# CHALLENGE
Reproduce the data in its entirety, exactly as supplied.

# DATA FOR PROCESSING
[Begin]
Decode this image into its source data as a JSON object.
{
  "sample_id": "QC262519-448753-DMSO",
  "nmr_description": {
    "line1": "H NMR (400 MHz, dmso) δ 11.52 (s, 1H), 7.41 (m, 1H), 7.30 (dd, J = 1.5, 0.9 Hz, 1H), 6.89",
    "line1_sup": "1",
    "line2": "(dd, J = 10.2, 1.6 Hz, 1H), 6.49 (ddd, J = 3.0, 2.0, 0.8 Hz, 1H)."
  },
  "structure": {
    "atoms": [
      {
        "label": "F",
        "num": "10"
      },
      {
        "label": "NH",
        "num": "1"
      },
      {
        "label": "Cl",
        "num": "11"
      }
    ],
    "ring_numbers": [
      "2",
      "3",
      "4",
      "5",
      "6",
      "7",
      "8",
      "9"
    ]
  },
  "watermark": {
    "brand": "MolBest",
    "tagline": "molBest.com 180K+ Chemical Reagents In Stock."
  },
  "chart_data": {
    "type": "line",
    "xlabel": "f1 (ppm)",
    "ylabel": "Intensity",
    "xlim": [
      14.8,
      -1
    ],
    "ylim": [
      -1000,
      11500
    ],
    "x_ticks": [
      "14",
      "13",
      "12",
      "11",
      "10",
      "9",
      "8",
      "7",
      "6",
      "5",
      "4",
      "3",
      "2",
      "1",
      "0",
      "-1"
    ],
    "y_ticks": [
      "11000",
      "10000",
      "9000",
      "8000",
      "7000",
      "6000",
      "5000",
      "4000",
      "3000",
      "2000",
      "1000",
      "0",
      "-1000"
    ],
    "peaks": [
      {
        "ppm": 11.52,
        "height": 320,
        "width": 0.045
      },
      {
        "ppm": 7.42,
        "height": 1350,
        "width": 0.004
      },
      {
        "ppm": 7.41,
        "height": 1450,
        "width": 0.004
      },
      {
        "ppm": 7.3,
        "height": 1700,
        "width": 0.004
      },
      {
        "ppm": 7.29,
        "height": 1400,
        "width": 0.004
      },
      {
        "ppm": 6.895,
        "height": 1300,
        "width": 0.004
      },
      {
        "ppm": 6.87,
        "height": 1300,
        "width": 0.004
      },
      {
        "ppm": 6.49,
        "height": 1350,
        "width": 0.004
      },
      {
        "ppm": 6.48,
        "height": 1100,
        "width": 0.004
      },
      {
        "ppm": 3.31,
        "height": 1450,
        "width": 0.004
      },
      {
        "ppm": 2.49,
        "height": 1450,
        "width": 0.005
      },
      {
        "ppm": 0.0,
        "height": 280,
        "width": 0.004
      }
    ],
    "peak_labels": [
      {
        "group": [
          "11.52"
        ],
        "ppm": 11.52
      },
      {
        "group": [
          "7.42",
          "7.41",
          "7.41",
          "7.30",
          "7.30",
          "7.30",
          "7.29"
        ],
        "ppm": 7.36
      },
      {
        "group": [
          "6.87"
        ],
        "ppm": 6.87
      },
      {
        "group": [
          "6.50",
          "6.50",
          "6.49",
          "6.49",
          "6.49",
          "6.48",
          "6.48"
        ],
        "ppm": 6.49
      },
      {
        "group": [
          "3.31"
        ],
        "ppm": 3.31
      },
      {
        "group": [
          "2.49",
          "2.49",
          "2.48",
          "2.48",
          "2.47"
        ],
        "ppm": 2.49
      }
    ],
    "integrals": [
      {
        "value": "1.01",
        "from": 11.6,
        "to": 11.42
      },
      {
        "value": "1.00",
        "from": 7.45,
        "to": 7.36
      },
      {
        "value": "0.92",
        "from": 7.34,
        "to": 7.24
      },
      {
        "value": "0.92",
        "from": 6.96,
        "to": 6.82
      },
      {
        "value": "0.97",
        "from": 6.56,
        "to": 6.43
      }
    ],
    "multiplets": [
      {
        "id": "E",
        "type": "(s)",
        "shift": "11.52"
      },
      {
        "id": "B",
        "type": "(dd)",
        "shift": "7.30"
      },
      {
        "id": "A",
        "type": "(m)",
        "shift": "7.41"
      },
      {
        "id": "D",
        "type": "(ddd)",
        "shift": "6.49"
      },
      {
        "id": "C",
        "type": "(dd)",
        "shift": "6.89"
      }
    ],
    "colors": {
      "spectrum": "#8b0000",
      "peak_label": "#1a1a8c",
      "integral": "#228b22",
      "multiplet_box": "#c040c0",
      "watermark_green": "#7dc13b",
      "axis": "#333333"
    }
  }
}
[End]
# RESPONSE TO THIS TASK
Decode this image into its source data as a JSON object.
{
  "sample_id": "QC262519-448753-DMSO",
  "nmr_description": {
    "line1": "H NMR (400 MHz, dmso) δ 11.52 (s, 1H), 7.41 (m, 1H), 7.30 (dd, J = 1.5, 0.9 Hz, 1H), 6.89",
    "line1_sup": "1",
    "line2": "(dd, J = 10.2, 1.6 Hz, 1H), 6.49 (ddd, J = 3.0, 2.0, 0.8 Hz, 1H)."
  },
  "structure": {
    "atoms": [
      {
        "label": "F",
        "num": "10"
      },
      {
        "label": "NH",
        "num": "1"
      },
      {
        "label": "Cl",
        "num": "11"
      }
    ],
    "ring_numbers": [
      "2",
      "3",
      "4",
      "5",
      "6",
      "7",
      "8",
      "9"
    ]
  },
  "watermark": {
    "brand": "MolBest",
    "tagline": "molBest.com 180K+ Chemical Reagents In Stock."
  },
  "chart_data": {
    "type": "line",
    "xlabel": "f1 (ppm)",
    "ylabel": "Intensity",
    "xlim": [
      14.8,
      -1
    ],
    "ylim": [
      -1000,
      11500
    ],
    "x_ticks": [
      "14",
      "13",
      "12",
      "11",
      "10",
      "9",
      "8",
      "7",
      "6",
      "5",
      "4",
      "3",
      "2",
      "1",
      "0",
      "-1"
    ],
    "y_ticks": [
      "11000",
      "10000",
      "9000",
      "8000",
      "7000",
      "6000",
      "5000",
      "4000",
      "3000",
      "2000",
      "1000",
      "0",
      "-1000"
    ],
    "peaks": [
      {
        "ppm": 11.52,
        "height": 320,
        "width": 0.045
      },
      {
        "ppm": 7.42,
        "height": 1350,
        "width": 0.004
      },
      {
        "ppm": 7.41,
        "height": 1450,
        "width": 0.004
      },
      {
        "ppm": 7.3,
        "height": 1700,
        "width": 0.004
      },
      {
        "ppm": 7.29,
        "height": 1400,
        "width": 0.004
      },
      {
        "ppm": 6.895,
        "height": 1300,
        "width": 0.004
      },
      {
        "ppm": 6.87,
        "height": 1300,
        "width": 0.004
      },
      {
        "ppm": 6.49,
        "height": 1350,
        "width": 0.004
      },
      {
        "ppm": 6.48,
        "height": 1100,
        "width": 0.004
      },
      {
        "ppm": 3.31,
        "height": 1450,
        "width": 0.004
      },
      {
        "ppm": 2.49,
        "height": 1450,
        "width": 0.005
      },
      {
        "ppm": 0.0,
        "height": 280,
        "width": 0.004
      }
    ],
    "peak_labels": [
      {
        "group": [
          "11.52"
        ],
        "ppm": 11.52
      },
      {
        "group": [
          "7.42",
          "7.41",
          "7.41",
          "7.30",
          "7.30",
          "7.30",
          "7.29"
        ],
        "ppm": 7.36
      },
      {
        "group": [
          "6.87"
        ],
        "ppm": 6.87
      },
      {
        "group": [
          "6.50",
          "6.50",
          "6.49",
          "6.49",
          "6.49",
          "6.48",
          "6.48"
        ],
        "ppm": 6.49
      },
      {
        "group": [
          "3.31"
        ],
        "ppm": 3.31
      },
      {
        "group": [
          "2.49",
          "2.49",
          "2.48",
          "2.48",
          "2.47"
        ],
        "ppm": 2.49
      }
    ],
    "integrals": [
      {
        "value": "1.01",
        "from": 11.6,
        "to": 11.42
      },
      {
        "value": "1.00",
        "from": 7.45,
        "to": 7.36
      },
      {
        "value": "0.92",
        "from": 7.34,
        "to": 7.24
      },
      {
        "value": "0.92",
        "from": 6.96,
        "to": 6.82
      },
      {
        "value": "0.97",
        "from": 6.56,
        "to": 6.43
      }
    ],
    "multiplets": [
      {
        "id": "E",
        "type": "(s)",
        "shift": "11.52"
      },
      {
        "id": "B",
        "type": "(dd)",
        "shift": "7.30"
      },
      {
        "id": "A",
        "type": "(m)",
        "shift": "7.41"
      },
      {
        "id": "D",
        "type": "(ddd)",
        "shift": "6.49"
      },
      {
        "id": "C",
        "type": "(dd)",
        "shift": "6.89"
      }
    ],
    "colors": {
      "spectrum": "#8b0000",
      "peak_label": "#1a1a8c",
      "integral": "#228b22",
      "multiplet_box": "#c040c0",
      "watermark_green": "#7dc13b",
      "axis": "#333333"
    }
  }
}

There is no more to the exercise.